Review the listing and copy each line that holds the word "JSON".

╭──

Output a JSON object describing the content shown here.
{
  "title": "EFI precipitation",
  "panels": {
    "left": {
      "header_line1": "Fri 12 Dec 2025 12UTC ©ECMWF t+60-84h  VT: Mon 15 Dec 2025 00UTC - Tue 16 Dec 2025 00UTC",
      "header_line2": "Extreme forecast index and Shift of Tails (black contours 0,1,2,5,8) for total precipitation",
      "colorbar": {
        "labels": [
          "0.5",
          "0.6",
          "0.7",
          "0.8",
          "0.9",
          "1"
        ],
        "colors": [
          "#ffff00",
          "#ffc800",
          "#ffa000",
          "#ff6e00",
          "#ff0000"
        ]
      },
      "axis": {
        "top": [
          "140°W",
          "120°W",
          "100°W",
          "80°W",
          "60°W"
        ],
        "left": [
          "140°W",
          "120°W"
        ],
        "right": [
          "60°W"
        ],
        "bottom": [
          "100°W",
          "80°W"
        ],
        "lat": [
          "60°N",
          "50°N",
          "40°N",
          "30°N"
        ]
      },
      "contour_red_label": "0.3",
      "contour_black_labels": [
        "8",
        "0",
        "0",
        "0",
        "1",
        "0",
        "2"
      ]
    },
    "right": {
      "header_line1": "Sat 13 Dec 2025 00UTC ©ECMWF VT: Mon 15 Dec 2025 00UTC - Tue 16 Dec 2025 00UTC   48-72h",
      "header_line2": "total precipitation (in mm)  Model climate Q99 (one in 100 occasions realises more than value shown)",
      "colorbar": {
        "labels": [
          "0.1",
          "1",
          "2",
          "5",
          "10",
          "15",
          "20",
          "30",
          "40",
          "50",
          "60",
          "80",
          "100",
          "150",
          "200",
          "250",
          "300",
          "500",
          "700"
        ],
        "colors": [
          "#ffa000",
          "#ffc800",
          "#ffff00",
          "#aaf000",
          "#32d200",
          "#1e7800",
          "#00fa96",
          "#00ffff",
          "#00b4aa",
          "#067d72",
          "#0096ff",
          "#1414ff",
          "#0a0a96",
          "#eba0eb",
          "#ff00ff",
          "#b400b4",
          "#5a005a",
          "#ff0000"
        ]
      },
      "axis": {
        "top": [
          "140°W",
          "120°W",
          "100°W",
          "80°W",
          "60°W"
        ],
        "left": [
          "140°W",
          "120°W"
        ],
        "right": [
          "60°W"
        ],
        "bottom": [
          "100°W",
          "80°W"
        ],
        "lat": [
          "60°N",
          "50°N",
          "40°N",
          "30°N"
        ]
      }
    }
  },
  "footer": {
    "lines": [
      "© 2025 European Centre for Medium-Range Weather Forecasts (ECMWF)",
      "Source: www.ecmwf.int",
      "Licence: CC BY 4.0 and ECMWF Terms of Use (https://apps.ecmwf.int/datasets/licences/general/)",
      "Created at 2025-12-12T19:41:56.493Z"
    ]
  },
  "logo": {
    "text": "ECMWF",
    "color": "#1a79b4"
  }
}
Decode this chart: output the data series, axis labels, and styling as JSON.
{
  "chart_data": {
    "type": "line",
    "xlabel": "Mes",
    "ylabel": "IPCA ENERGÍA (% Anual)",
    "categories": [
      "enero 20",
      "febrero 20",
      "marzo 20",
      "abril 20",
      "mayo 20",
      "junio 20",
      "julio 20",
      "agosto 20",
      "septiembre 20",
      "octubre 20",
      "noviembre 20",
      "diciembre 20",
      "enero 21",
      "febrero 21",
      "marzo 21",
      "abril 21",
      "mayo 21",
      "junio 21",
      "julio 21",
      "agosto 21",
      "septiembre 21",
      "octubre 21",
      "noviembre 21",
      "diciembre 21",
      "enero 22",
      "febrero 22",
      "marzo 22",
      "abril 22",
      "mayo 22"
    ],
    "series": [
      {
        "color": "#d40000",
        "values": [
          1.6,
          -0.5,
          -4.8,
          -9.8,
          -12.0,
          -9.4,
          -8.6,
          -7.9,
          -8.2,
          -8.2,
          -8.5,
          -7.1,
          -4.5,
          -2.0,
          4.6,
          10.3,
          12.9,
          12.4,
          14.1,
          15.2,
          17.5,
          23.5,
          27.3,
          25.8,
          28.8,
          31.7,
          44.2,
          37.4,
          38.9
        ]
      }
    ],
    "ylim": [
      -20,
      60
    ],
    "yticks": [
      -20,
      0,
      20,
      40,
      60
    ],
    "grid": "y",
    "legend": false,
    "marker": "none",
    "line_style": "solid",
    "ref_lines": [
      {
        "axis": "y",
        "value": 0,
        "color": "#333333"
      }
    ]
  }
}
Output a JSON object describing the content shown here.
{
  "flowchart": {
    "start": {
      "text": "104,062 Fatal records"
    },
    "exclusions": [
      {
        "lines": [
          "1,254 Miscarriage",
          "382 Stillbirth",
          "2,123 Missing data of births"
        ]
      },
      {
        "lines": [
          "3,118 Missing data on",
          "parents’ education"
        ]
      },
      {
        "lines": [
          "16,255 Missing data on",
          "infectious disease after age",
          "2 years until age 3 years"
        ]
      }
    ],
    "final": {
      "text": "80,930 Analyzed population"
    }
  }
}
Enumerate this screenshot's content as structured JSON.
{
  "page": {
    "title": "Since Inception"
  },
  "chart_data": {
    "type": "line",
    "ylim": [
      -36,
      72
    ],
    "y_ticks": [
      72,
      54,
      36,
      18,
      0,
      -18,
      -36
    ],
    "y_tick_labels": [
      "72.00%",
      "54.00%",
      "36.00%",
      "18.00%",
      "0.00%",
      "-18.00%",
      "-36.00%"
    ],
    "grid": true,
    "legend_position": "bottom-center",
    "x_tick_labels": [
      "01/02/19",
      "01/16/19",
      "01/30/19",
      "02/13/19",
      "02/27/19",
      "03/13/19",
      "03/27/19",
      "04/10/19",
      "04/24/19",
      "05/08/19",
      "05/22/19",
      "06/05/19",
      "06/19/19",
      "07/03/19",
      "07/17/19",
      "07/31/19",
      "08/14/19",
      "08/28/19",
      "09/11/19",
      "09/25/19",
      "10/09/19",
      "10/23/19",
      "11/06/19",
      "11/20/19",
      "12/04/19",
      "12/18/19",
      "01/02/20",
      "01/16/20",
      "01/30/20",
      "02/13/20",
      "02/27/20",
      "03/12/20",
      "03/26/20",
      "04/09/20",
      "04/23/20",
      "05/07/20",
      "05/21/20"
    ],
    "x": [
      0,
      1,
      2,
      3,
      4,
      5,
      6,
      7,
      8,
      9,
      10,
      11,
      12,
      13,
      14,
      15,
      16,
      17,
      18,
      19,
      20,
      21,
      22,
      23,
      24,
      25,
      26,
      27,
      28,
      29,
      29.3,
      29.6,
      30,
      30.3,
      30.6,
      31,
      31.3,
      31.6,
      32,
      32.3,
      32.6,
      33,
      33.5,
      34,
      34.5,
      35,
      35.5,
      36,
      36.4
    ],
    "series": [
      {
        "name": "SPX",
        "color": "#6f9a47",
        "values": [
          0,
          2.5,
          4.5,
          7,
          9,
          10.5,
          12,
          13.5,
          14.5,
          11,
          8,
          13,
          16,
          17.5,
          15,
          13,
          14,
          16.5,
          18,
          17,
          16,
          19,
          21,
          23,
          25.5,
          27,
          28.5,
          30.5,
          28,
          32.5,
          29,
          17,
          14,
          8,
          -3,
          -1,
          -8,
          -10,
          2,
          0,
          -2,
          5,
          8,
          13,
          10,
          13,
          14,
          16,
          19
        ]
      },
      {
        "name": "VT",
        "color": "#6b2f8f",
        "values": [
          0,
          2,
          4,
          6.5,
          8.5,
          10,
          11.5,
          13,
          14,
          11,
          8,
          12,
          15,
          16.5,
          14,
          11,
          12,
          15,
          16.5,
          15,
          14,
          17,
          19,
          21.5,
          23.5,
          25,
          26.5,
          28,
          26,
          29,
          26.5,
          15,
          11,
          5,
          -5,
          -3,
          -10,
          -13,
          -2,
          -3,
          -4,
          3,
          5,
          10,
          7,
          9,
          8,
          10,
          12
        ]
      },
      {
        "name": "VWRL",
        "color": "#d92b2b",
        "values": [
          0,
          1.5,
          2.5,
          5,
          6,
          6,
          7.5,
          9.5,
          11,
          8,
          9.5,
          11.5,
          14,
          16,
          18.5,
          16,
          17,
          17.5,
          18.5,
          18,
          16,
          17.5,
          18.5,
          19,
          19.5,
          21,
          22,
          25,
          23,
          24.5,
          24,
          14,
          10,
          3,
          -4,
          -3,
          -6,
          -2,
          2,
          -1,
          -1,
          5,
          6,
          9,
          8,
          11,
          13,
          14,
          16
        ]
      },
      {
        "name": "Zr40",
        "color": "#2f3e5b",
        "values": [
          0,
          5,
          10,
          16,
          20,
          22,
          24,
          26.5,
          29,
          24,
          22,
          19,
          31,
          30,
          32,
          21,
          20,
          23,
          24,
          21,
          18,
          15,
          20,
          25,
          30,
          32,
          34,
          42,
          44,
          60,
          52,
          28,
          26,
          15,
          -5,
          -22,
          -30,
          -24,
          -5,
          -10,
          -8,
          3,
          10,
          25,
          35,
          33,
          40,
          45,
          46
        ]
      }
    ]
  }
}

╰──

● CORRECT ANSWER
Output a JSON object describing the content shown here.
Decode this chart: output the data series, axis labels, and styling as JSON.
Output a JSON object describing the content shown here.
Enumerate this screenshot's content as structured JSON.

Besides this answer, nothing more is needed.